== To do ==
Wherever a line holds the word "page", copy that line out.

━━━ Records shown

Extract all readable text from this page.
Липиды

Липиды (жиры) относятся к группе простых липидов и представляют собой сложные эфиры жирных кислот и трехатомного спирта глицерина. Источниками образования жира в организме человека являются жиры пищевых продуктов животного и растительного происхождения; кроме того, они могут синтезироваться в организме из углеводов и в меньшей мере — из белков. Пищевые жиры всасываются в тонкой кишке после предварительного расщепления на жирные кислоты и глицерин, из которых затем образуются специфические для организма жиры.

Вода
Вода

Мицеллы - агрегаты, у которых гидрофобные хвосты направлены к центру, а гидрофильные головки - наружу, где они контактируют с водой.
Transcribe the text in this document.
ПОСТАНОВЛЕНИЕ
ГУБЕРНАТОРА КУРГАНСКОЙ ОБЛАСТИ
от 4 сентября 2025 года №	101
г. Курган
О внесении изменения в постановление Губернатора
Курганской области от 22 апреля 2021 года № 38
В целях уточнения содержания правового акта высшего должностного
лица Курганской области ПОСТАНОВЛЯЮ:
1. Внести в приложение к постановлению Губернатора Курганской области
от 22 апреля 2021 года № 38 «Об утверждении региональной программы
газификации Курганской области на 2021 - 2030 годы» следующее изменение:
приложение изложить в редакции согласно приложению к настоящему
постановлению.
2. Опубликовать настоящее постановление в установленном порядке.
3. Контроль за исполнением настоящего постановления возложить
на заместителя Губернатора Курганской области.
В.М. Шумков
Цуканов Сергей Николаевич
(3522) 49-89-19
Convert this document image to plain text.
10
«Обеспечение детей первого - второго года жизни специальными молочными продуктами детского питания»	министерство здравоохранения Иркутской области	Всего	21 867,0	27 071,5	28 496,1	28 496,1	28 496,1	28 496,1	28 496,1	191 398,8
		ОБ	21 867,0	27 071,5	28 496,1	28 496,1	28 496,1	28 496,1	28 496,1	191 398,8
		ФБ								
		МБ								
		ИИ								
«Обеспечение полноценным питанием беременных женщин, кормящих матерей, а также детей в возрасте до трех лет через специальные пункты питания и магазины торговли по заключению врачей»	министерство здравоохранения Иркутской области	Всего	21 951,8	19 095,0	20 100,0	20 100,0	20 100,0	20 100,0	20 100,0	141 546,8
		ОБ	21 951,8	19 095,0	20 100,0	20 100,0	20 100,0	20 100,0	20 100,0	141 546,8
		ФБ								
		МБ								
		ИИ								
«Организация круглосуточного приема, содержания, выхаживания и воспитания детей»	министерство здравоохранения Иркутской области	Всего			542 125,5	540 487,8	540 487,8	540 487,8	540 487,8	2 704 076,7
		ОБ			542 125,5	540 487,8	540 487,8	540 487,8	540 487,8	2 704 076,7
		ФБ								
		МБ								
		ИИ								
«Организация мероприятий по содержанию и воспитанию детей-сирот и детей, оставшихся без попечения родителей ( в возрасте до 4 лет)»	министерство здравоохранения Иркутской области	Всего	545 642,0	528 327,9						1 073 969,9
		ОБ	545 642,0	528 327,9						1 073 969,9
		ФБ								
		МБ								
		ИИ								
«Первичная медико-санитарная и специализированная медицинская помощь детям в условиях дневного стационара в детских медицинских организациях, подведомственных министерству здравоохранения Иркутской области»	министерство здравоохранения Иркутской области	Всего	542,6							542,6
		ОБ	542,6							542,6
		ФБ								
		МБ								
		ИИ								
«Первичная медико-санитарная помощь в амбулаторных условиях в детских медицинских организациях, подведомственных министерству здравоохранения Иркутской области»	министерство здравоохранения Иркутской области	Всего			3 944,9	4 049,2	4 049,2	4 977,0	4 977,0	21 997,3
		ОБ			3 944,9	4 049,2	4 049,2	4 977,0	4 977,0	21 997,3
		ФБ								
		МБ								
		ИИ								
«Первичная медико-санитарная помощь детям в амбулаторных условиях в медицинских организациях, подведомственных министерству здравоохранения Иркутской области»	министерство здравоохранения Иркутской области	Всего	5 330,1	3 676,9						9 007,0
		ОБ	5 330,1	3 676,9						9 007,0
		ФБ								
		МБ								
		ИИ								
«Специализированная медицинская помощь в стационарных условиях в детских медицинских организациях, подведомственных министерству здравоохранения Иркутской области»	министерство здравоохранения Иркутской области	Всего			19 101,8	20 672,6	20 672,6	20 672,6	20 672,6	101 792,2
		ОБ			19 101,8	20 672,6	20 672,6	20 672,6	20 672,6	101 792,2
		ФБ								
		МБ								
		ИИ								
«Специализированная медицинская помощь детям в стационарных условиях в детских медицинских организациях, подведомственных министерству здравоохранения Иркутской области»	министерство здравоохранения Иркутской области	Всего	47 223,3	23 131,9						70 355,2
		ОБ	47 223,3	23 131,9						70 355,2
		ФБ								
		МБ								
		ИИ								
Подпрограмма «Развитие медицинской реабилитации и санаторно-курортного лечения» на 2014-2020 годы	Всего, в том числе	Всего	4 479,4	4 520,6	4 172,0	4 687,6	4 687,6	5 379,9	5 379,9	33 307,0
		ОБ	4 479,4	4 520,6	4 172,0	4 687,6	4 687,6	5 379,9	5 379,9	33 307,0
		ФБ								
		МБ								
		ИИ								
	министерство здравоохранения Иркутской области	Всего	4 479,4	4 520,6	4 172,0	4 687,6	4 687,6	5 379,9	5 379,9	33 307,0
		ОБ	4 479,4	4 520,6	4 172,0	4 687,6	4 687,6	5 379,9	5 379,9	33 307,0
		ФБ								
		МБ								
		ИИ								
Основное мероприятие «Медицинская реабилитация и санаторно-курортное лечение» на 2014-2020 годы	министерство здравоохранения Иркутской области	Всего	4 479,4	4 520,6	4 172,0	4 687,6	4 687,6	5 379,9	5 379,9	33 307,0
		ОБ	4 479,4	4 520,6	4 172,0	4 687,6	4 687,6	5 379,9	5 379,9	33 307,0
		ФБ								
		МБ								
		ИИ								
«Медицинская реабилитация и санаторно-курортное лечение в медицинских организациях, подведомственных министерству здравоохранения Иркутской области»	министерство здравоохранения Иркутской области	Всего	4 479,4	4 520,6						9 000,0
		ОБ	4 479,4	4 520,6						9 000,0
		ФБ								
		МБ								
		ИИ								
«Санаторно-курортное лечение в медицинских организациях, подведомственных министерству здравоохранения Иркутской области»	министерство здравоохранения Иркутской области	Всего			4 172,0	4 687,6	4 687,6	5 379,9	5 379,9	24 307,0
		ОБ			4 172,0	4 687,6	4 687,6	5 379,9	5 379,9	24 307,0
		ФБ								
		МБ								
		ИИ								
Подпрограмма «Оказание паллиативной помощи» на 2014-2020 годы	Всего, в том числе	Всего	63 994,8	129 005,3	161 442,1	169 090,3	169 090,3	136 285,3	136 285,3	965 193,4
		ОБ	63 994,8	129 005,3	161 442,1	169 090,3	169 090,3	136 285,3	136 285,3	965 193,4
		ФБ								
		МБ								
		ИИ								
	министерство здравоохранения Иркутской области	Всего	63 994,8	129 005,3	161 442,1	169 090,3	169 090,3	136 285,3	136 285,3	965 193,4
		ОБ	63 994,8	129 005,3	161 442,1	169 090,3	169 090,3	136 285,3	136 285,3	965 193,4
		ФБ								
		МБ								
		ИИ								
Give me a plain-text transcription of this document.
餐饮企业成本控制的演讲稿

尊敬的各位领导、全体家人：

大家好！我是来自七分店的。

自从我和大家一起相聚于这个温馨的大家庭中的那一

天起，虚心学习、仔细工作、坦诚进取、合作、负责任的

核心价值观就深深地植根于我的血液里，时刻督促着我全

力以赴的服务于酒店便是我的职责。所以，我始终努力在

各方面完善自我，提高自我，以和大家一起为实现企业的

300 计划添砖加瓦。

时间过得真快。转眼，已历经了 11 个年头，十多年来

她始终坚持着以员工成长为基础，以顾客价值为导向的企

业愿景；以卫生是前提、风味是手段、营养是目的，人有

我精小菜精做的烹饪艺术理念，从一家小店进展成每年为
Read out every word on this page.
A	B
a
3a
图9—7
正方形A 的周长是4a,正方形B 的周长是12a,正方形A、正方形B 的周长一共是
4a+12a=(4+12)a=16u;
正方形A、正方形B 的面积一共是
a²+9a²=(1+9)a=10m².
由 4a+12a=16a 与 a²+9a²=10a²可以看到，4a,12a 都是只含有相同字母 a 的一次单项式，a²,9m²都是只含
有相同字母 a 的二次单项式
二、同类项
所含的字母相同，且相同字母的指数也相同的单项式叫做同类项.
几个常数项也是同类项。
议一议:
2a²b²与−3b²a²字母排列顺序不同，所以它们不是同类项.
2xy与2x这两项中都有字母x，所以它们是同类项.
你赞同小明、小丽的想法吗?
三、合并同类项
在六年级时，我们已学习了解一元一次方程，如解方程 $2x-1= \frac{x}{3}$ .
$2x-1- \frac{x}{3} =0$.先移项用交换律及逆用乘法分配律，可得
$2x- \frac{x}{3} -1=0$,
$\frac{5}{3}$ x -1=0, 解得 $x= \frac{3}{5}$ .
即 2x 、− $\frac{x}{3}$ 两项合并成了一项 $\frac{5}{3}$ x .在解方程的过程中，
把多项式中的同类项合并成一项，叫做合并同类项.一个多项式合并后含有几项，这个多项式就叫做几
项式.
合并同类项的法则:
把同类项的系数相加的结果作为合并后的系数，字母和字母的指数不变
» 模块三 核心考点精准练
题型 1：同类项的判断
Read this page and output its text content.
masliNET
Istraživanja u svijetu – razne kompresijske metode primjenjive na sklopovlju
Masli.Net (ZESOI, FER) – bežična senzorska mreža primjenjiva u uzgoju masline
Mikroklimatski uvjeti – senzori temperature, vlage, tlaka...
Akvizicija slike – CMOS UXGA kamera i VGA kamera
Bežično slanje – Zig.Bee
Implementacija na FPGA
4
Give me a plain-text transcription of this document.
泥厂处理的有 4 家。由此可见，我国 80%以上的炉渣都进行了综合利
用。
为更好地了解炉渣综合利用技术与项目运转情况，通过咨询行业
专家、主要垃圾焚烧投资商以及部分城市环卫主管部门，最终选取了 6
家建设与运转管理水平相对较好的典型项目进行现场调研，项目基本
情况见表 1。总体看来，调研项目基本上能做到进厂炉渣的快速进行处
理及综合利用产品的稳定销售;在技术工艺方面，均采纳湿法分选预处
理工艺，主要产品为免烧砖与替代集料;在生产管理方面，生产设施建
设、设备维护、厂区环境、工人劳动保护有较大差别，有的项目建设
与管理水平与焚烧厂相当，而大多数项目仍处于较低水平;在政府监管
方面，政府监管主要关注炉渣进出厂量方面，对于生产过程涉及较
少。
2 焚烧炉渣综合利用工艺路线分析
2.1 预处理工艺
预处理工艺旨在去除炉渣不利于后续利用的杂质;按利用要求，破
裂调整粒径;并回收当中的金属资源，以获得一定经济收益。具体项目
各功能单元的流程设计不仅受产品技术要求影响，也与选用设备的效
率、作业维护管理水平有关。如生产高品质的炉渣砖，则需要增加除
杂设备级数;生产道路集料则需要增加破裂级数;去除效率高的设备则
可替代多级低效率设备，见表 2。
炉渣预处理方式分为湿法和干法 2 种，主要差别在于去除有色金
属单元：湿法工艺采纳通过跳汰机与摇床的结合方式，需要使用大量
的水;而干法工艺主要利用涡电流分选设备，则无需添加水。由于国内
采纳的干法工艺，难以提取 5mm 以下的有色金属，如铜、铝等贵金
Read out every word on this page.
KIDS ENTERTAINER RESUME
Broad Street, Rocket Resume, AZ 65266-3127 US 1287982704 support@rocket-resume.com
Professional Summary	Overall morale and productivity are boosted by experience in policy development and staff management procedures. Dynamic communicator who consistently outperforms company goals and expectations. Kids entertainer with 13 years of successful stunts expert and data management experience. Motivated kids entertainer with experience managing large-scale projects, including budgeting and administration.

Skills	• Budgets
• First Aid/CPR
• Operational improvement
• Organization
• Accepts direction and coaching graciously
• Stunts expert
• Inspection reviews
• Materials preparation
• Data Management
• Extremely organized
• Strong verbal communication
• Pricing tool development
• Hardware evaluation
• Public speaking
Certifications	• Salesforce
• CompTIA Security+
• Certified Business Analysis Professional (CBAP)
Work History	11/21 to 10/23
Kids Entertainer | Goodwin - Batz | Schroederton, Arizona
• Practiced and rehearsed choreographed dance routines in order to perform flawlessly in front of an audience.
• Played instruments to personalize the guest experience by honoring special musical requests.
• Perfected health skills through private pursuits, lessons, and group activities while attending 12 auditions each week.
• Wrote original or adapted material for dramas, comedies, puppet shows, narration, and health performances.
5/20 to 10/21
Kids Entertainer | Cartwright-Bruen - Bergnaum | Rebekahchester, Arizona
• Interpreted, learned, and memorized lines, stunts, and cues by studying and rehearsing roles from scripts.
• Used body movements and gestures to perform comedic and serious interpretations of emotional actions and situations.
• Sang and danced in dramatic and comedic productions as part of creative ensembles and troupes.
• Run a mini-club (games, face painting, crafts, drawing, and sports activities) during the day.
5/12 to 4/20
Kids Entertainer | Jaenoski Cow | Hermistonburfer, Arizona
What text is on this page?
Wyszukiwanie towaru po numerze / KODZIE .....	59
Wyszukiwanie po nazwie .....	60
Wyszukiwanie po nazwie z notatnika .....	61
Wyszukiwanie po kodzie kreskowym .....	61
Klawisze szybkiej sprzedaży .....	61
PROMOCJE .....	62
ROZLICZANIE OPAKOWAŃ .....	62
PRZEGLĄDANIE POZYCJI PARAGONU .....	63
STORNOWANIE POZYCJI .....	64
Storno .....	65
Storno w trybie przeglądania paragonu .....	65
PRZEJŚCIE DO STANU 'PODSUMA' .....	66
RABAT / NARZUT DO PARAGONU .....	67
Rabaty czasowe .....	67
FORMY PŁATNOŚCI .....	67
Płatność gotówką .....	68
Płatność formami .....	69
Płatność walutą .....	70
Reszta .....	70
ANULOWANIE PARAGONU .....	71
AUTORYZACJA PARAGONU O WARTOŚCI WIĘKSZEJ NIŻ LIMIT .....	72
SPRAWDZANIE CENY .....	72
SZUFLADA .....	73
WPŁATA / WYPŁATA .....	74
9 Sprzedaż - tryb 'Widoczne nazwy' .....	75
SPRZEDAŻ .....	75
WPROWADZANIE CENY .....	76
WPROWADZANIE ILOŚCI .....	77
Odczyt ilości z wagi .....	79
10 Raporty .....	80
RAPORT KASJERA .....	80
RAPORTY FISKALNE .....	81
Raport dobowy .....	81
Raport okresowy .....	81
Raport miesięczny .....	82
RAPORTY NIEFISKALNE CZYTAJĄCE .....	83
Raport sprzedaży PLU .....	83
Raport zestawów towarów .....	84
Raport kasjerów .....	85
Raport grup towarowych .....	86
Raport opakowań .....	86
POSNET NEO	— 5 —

━━━━━━

== Response to this exercise ==
Extract all readable text from this page.
Read out every word on this page.
Read this page and output its text content.
Read out every word on this page.
What text is on this page?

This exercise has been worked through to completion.